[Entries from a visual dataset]
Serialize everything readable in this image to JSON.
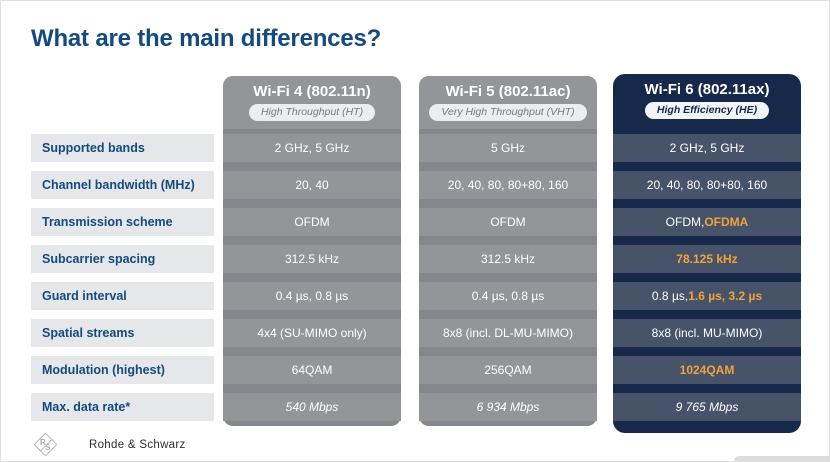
{
  "slide": {
    "title": "What are the main differences?"
  },
  "table": {
    "row_labels": [
      "Supported bands",
      "Channel bandwidth (MHz)",
      "Transmission scheme",
      "Subcarrier spacing",
      "Guard interval",
      "Spatial streams",
      "Modulation (highest)",
      "Max. data rate*"
    ],
    "columns": [
      {
        "title": "Wi-Fi 4 (802.11n)",
        "subtitle": "High Throughput (HT)",
        "theme": "gray",
        "values": [
          {
            "text": "2 GHz, 5 GHz"
          },
          {
            "text": "20, 40"
          },
          {
            "text": "OFDM"
          },
          {
            "text": "312.5 kHz"
          },
          {
            "text": "0.4 µs, 0.8 µs"
          },
          {
            "text": "4x4 (SU-MIMO only)"
          },
          {
            "text": "64QAM"
          },
          {
            "text": "540 Mbps",
            "italic": true
          }
        ]
      },
      {
        "title": "Wi-Fi 5 (802.11ac)",
        "subtitle": "Very High Throughput (VHT)",
        "theme": "gray",
        "values": [
          {
            "text": "5 GHz"
          },
          {
            "text": "20, 40, 80, 80+80, 160"
          },
          {
            "text": "OFDM"
          },
          {
            "text": "312.5 kHz"
          },
          {
            "text": "0.4 µs, 0.8 µs"
          },
          {
            "text": "8x8 (incl. DL-MU-MIMO)"
          },
          {
            "text": "256QAM"
          },
          {
            "text": "6 934 Mbps",
            "italic": true
          }
        ]
      },
      {
        "title": "Wi-Fi 6 (802.11ax)",
        "subtitle": "High Efficiency (HE)",
        "theme": "navy",
        "values": [
          {
            "text": "2 GHz, 5 GHz"
          },
          {
            "text": "20, 40, 80, 80+80, 160"
          },
          {
            "text": "OFDM, OFDMA",
            "highlight": "OFDMA"
          },
          {
            "text": "78.125 kHz",
            "highlight": "78.125 kHz"
          },
          {
            "text": "0.8 µs, 1.6 µs, 3.2 µs",
            "highlight": "1.6 µs, 3.2 µs"
          },
          {
            "text": "8x8 (incl. MU-MIMO)"
          },
          {
            "text": "1024QAM",
            "highlight": "1024QAM"
          },
          {
            "text": "9 765 Mbps",
            "italic": true
          }
        ]
      }
    ]
  },
  "footer": {
    "brand": "Rohde & Schwarz",
    "logo_r": "R",
    "logo_s": "S",
    "logo_icon": "rohde-schwarz-diamond-logo"
  },
  "colors": {
    "title_blue": "#154A7E",
    "label_bg": "#E5E7EA",
    "gray_card": "#85878D",
    "gray_cell": "#939599",
    "navy_dark": "#16294B",
    "navy_cell": "#475369",
    "accent_orange": "#F0A33C",
    "cell_text": "#FFFFFF"
  }
}
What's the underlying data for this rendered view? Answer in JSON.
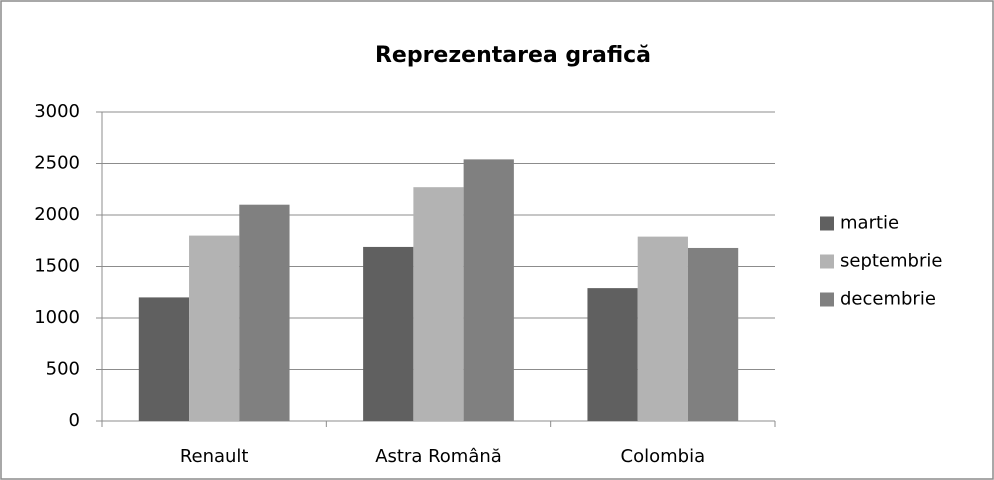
{
  "chart_data": {
    "type": "bar",
    "title": "Reprezentarea grafică",
    "categories": [
      "Renault",
      "Astra Română",
      "Colombia"
    ],
    "series": [
      {
        "name": "martie",
        "color": "#606060",
        "values": [
          1200,
          1690,
          1290
        ]
      },
      {
        "name": "septembrie",
        "color": "#b3b3b3",
        "values": [
          1800,
          2270,
          1790
        ]
      },
      {
        "name": "decembrie",
        "color": "#808080",
        "values": [
          2100,
          2540,
          1680
        ]
      }
    ],
    "ylim": [
      0,
      3000
    ],
    "yticks": [
      0,
      500,
      1000,
      1500,
      2000,
      2500,
      3000
    ],
    "grid": true,
    "legend": "right"
  }
}
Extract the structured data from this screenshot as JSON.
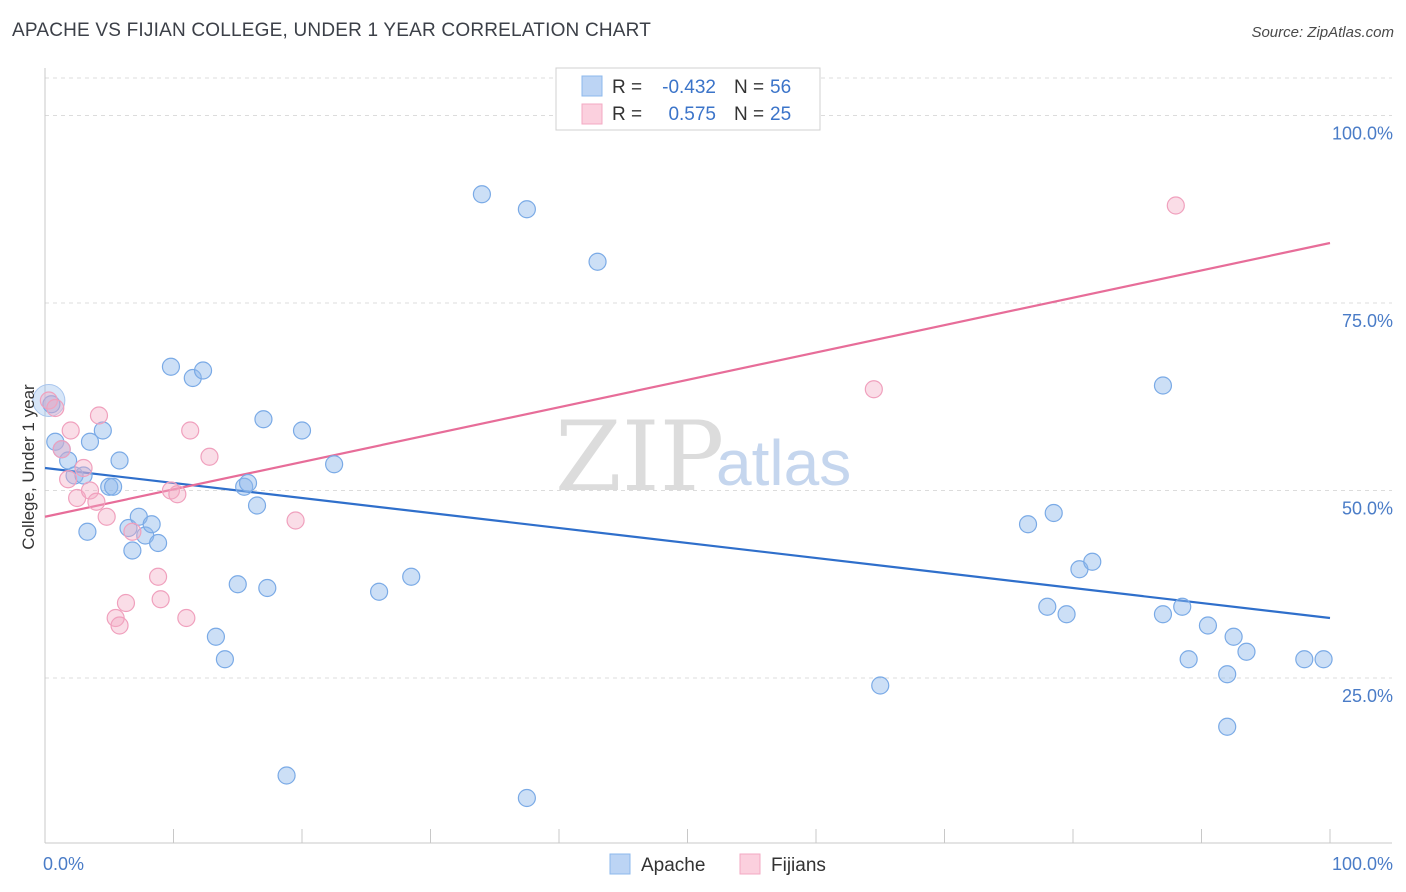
{
  "title": "APACHE VS FIJIAN COLLEGE, UNDER 1 YEAR CORRELATION CHART",
  "source": "Source: ZipAtlas.com",
  "watermark": {
    "zip": "ZIP",
    "atlas": "atlas"
  },
  "legend": {
    "r_label": "R =",
    "n_label": "N =",
    "series": [
      {
        "name": "Apache",
        "r": "-0.432",
        "n": "56"
      },
      {
        "name": "Fijians",
        "r": "0.575",
        "n": "25"
      }
    ]
  },
  "chart_data": {
    "type": "scatter",
    "title": "APACHE VS FIJIAN COLLEGE, UNDER 1 YEAR CORRELATION CHART",
    "xlabel": "",
    "ylabel": "College, Under 1 year",
    "xlim": [
      0,
      100
    ],
    "ylim": [
      3,
      105
    ],
    "x_tick_labels": [
      "0.0%",
      "100.0%"
    ],
    "y_ticks": [
      25,
      50,
      75,
      100
    ],
    "y_tick_labels": [
      "25.0%",
      "50.0%",
      "75.0%",
      "100.0%"
    ],
    "colors": {
      "Apache": "#8db8ec",
      "Fijians": "#f3a9c3",
      "Apache_line": "#2f6fcb",
      "Fijians_line": "#e76d99"
    },
    "series": [
      {
        "name": "Apache",
        "points": [
          [
            0.5,
            61.5
          ],
          [
            0.8,
            56.5
          ],
          [
            1.3,
            55.5
          ],
          [
            1.8,
            54.0
          ],
          [
            2.3,
            52.0
          ],
          [
            3.0,
            52.0
          ],
          [
            3.3,
            44.5
          ],
          [
            3.5,
            56.5
          ],
          [
            4.5,
            58.0
          ],
          [
            5.0,
            50.5
          ],
          [
            5.3,
            50.5
          ],
          [
            5.8,
            54.0
          ],
          [
            6.5,
            45.0
          ],
          [
            6.8,
            42.0
          ],
          [
            7.3,
            46.5
          ],
          [
            7.8,
            44.0
          ],
          [
            8.3,
            45.5
          ],
          [
            8.8,
            43.0
          ],
          [
            9.8,
            66.5
          ],
          [
            11.5,
            65.0
          ],
          [
            12.3,
            66.0
          ],
          [
            13.3,
            30.5
          ],
          [
            14.0,
            27.5
          ],
          [
            15.0,
            37.5
          ],
          [
            15.5,
            50.5
          ],
          [
            15.8,
            51.0
          ],
          [
            16.5,
            48.0
          ],
          [
            17.0,
            59.5
          ],
          [
            17.3,
            37.0
          ],
          [
            18.8,
            12.0
          ],
          [
            20.0,
            58.0
          ],
          [
            22.5,
            53.5
          ],
          [
            26.0,
            36.5
          ],
          [
            28.5,
            38.5
          ],
          [
            34.0,
            89.5
          ],
          [
            37.5,
            87.5
          ],
          [
            37.5,
            9.0
          ],
          [
            43.0,
            80.5
          ],
          [
            65.0,
            24.0
          ],
          [
            76.5,
            45.5
          ],
          [
            78.0,
            34.5
          ],
          [
            78.5,
            47.0
          ],
          [
            79.5,
            33.5
          ],
          [
            80.5,
            39.5
          ],
          [
            81.5,
            40.5
          ],
          [
            87.0,
            64.0
          ],
          [
            87.0,
            33.5
          ],
          [
            88.5,
            34.5
          ],
          [
            89.0,
            27.5
          ],
          [
            90.5,
            32.0
          ],
          [
            92.0,
            25.5
          ],
          [
            92.5,
            30.5
          ],
          [
            93.5,
            28.5
          ],
          [
            92.0,
            18.5
          ],
          [
            98.0,
            27.5
          ],
          [
            99.5,
            27.5
          ]
        ]
      },
      {
        "name": "Fijians",
        "points": [
          [
            0.3,
            62.0
          ],
          [
            0.8,
            61.0
          ],
          [
            1.3,
            55.5
          ],
          [
            1.8,
            51.5
          ],
          [
            2.0,
            58.0
          ],
          [
            2.5,
            49.0
          ],
          [
            3.0,
            53.0
          ],
          [
            3.5,
            50.0
          ],
          [
            4.0,
            48.5
          ],
          [
            4.2,
            60.0
          ],
          [
            4.8,
            46.5
          ],
          [
            5.5,
            33.0
          ],
          [
            5.8,
            32.0
          ],
          [
            6.3,
            35.0
          ],
          [
            6.8,
            44.5
          ],
          [
            8.8,
            38.5
          ],
          [
            9.0,
            35.5
          ],
          [
            9.8,
            50.0
          ],
          [
            10.3,
            49.5
          ],
          [
            11.0,
            33.0
          ],
          [
            11.3,
            58.0
          ],
          [
            12.8,
            54.5
          ],
          [
            19.5,
            46.0
          ],
          [
            64.5,
            63.5
          ],
          [
            88.0,
            88.0
          ]
        ]
      }
    ],
    "trend_lines": [
      {
        "name": "Apache",
        "x": [
          0,
          100
        ],
        "y": [
          53.0,
          33.0
        ]
      },
      {
        "name": "Fijians",
        "x": [
          0,
          100
        ],
        "y": [
          46.5,
          83.0
        ]
      }
    ]
  }
}
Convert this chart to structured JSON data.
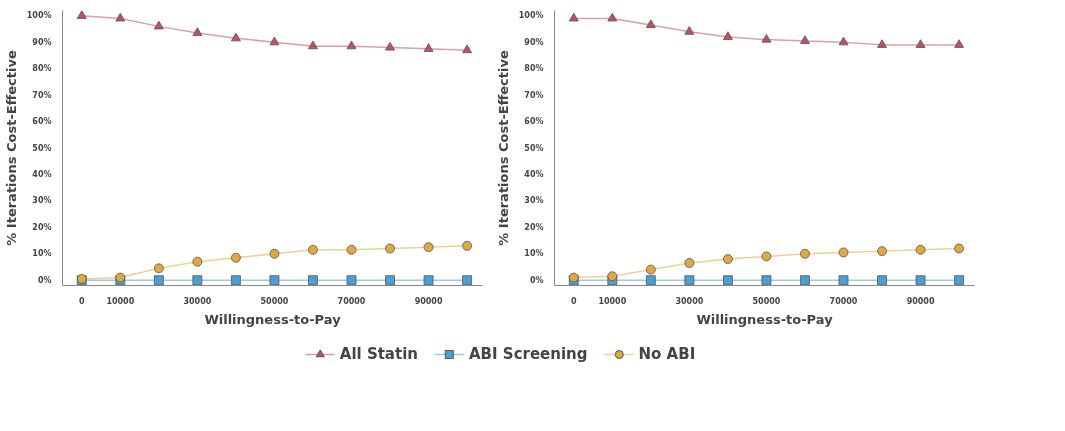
{
  "chart_data": [
    {
      "type": "line",
      "xlabel": "Willingness-to-Pay",
      "ylabel": "% Iterations Cost-Effective",
      "x": [
        0,
        10000,
        20000,
        30000,
        40000,
        50000,
        60000,
        70000,
        80000,
        90000,
        100000
      ],
      "xlim": [
        -5000,
        104000
      ],
      "xticks": [
        0,
        10000,
        30000,
        50000,
        70000,
        90000
      ],
      "ylim": [
        -2,
        102
      ],
      "yticks": [
        {
          "value": 0,
          "label": "0%"
        },
        {
          "value": 10,
          "label": "10%"
        },
        {
          "value": 20,
          "label": "20%"
        },
        {
          "value": 30,
          "label": "30%"
        },
        {
          "value": 40,
          "label": "40%"
        },
        {
          "value": 50,
          "label": "50%"
        },
        {
          "value": 60,
          "label": "60%"
        },
        {
          "value": 70,
          "label": "70%"
        },
        {
          "value": 80,
          "label": "80%"
        },
        {
          "value": 90,
          "label": "90%"
        },
        {
          "value": 100,
          "label": "100%"
        }
      ],
      "grid": false,
      "legend": "bottom",
      "series": [
        {
          "name": "All Statin",
          "color": "#c0505f",
          "marker": "triangle",
          "values": [
            100,
            99,
            96,
            93.5,
            91.5,
            90,
            88.5,
            88.5,
            88,
            87.5,
            87
          ]
        },
        {
          "name": "ABI Screening",
          "color": "#4a9fd4",
          "marker": "square",
          "values": [
            0,
            0,
            0,
            0,
            0,
            0,
            0,
            0,
            0,
            0,
            0
          ]
        },
        {
          "name": "No ABI",
          "color": "#e0a840",
          "marker": "circle",
          "values": [
            0.5,
            1,
            4.5,
            7,
            8.5,
            10,
            11.5,
            11.5,
            12,
            12.5,
            13
          ]
        }
      ]
    },
    {
      "type": "line",
      "xlabel": "Willingness-to-Pay",
      "ylabel": "% Iterations Cost-Effective",
      "x": [
        0,
        10000,
        20000,
        30000,
        40000,
        50000,
        60000,
        70000,
        80000,
        90000,
        100000
      ],
      "xlim": [
        -5000,
        104000
      ],
      "xticks": [
        0,
        10000,
        30000,
        50000,
        70000,
        90000
      ],
      "ylim": [
        -2,
        102
      ],
      "yticks": [
        {
          "value": 0,
          "label": "0%"
        },
        {
          "value": 10,
          "label": "10%"
        },
        {
          "value": 20,
          "label": "20%"
        },
        {
          "value": 30,
          "label": "30%"
        },
        {
          "value": 40,
          "label": "40%"
        },
        {
          "value": 50,
          "label": "50%"
        },
        {
          "value": 60,
          "label": "60%"
        },
        {
          "value": 70,
          "label": "70%"
        },
        {
          "value": 80,
          "label": "80%"
        },
        {
          "value": 90,
          "label": "90%"
        },
        {
          "value": 100,
          "label": "100%"
        }
      ],
      "grid": false,
      "series": [
        {
          "color": "#c0505f",
          "marker": "triangle",
          "values": [
            99,
            99,
            96.5,
            94,
            92,
            91,
            90.5,
            90,
            89,
            89,
            89
          ]
        },
        {
          "color": "#4a9fd4",
          "marker": "square",
          "values": [
            0,
            0,
            0,
            0,
            0,
            0,
            0,
            0,
            0,
            0,
            0
          ]
        },
        {
          "color": "#e0a840",
          "marker": "circle",
          "values": [
            1,
            1.5,
            4,
            6.5,
            8,
            9,
            10,
            10.5,
            11,
            11.5,
            12
          ]
        }
      ]
    }
  ]
}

(WHAT IS BEING ASKED): Return each line among the entries that holds the word "this".

(TASK RESPONSE):
Serialize everything readable in this image to JSON.
What's the underlying data for this rendered view? Answer in JSON.
Extract the structured data from this screenshot as JSON.
Convert this chart to structured JSON data.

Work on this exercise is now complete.